> BRIEF: Please copy exactly the lines that begin with the one containing "Read out every word on this page." and end with the last line of the entries.

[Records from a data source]
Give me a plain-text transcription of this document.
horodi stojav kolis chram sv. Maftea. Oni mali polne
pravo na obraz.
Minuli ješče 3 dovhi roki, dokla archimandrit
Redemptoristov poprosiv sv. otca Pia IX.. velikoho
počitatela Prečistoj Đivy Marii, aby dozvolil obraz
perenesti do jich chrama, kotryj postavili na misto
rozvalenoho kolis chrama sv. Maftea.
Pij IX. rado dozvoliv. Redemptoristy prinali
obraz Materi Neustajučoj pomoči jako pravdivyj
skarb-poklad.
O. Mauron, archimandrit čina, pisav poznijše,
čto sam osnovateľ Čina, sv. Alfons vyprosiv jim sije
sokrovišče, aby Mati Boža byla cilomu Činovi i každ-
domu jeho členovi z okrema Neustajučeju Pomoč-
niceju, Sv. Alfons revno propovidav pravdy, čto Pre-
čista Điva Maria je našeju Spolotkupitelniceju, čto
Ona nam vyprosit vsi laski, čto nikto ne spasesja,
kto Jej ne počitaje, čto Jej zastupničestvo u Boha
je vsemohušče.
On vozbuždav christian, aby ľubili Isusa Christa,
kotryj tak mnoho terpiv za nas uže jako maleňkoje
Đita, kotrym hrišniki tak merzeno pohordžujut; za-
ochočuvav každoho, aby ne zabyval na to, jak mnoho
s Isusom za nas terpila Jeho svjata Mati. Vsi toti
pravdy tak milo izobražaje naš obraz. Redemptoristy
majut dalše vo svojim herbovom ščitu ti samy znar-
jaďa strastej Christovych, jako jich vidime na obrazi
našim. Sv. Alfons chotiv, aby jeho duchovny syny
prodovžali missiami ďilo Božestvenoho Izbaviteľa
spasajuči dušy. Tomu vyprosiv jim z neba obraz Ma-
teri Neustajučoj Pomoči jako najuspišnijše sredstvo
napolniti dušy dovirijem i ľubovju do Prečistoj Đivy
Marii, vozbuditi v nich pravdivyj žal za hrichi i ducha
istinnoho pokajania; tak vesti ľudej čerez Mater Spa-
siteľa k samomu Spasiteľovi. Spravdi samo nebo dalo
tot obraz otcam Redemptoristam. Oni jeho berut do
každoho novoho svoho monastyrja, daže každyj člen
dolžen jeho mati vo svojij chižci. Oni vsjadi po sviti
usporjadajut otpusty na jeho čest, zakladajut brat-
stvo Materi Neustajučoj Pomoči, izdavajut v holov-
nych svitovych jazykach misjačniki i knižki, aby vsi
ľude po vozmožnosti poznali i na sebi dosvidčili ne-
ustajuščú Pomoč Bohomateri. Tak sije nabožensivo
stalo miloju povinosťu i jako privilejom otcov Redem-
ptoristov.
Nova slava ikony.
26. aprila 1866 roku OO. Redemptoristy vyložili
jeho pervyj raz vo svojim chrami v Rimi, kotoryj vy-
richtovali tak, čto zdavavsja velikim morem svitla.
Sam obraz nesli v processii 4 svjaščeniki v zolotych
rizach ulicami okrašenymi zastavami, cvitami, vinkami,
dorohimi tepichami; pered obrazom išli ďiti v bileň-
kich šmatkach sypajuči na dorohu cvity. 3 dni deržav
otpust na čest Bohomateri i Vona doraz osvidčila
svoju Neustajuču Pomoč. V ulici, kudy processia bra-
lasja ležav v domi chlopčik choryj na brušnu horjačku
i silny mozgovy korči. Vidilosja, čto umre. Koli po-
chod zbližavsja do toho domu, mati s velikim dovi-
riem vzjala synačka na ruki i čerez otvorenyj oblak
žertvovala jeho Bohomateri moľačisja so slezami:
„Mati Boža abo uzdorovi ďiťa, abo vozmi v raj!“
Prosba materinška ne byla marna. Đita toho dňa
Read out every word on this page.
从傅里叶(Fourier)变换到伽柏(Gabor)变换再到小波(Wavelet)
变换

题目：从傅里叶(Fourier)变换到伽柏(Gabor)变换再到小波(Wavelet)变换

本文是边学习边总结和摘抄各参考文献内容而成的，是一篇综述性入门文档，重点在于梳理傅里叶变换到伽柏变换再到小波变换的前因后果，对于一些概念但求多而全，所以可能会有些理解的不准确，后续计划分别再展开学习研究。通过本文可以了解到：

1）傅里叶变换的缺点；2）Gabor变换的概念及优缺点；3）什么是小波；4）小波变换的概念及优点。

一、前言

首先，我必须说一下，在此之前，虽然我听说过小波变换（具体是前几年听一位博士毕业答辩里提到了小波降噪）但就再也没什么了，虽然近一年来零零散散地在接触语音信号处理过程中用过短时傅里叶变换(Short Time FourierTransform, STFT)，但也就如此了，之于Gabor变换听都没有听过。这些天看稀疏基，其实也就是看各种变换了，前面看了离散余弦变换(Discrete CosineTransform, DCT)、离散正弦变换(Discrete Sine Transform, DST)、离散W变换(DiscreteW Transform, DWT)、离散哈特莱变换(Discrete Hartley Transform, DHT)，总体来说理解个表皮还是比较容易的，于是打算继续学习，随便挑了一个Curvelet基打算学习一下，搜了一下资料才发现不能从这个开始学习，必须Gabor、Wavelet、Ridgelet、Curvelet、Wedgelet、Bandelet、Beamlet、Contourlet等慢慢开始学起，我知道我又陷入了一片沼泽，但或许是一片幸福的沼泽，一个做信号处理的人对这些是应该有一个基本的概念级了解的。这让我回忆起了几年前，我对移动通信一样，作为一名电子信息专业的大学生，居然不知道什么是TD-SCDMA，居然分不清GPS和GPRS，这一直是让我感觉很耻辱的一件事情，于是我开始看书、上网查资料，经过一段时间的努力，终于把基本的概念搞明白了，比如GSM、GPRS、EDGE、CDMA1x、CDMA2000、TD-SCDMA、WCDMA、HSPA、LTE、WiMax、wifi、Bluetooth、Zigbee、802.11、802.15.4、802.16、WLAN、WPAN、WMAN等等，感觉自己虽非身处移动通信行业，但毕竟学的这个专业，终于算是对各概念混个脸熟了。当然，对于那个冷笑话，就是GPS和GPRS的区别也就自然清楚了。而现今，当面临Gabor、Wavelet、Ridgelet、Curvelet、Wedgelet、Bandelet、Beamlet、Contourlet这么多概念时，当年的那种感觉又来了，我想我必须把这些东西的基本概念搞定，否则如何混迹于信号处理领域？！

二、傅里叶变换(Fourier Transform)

> RESPONSE BELOW:
Read out every word on this page.
从傅里叶(Fourier)变换到伽柏(Gabor)变换再到小波(Wavelet)
变换

题目：从傅里叶(Fourier)变换到伽柏(Gabor)变换再到小波(Wavelet)变换

本文是边学习边总结和摘抄各参考文献内容而成的，是一篇综述性入门文档，重点在于梳理傅里叶变换到伽柏变换再到小波变换的前因后果，对于一些概念但求多而全，所以可能会有些理解的不准确，后续计划分别再展开学习研究。通过本文可以了解到：

1）傅里叶变换的缺点；2）Gabor变换的概念及优缺点；3）什么是小波；4）小波变换的概念及优点。

一、前言

首先，我必须说一下，在此之前，虽然我听说过小波变换（具体是前几年听一位博士毕业答辩里提到了小波降噪）但就再也没什么了，虽然近一年来零零散散地在接触语音信号处理过程中用过短时傅里叶变换(Short Time FourierTransform, STFT)，但也就如此了，之于Gabor变换听都没有听过。这些天看稀疏基，其实也就是看各种变换了，前面看了离散余弦变换(Discrete CosineTransform, DCT)、离散正弦变换(Discrete Sine Transform, DST)、离散W变换(DiscreteW Transform, DWT)、离散哈特莱变换(Discrete Hartley Transform, DHT)，总体来说理解个表皮还是比较容易的，于是打算继续学习，随便挑了一个Curvelet基打算学习一下，搜了一下资料才发现不能从这个开始学习，必须Gabor、Wavelet、Ridgelet、Curvelet、Wedgelet、Bandelet、Beamlet、Contourlet等慢慢开始学起，我知道我又陷入了一片沼泽，但或许是一片幸福的沼泽，一个做信号处理的人对这些是应该有一个基本的概念级了解的。这让我回忆起了几年前，我对移动通信一样，作为一名电子信息专业的大学生，居然不知道什么是TD-SCDMA，居然分不清GPS和GPRS，这一直是让我感觉很耻辱的一件事情，于是我开始看书、上网查资料，经过一段时间的努力，终于把基本的概念搞明白了，比如GSM、GPRS、EDGE、CDMA1x、CDMA2000、TD-SCDMA、WCDMA、HSPA、LTE、WiMax、wifi、Bluetooth、Zigbee、802.11、802.15.4、802.16、WLAN、WPAN、WMAN等等，感觉自己虽非身处移动通信行业，但毕竟学的这个专业，终于算是对各概念混个脸熟了。当然，对于那个冷笑话，就是GPS和GPRS的区别也就自然清楚了。而现今，当面临Gabor、Wavelet、Ridgelet、Curvelet、Wedgelet、Bandelet、Beamlet、Contourlet这么多概念时，当年的那种感觉又来了，我想我必须把这些东西的基本概念搞定，否则如何混迹于信号处理领域？！

二、傅里叶变换(Fourier Transform)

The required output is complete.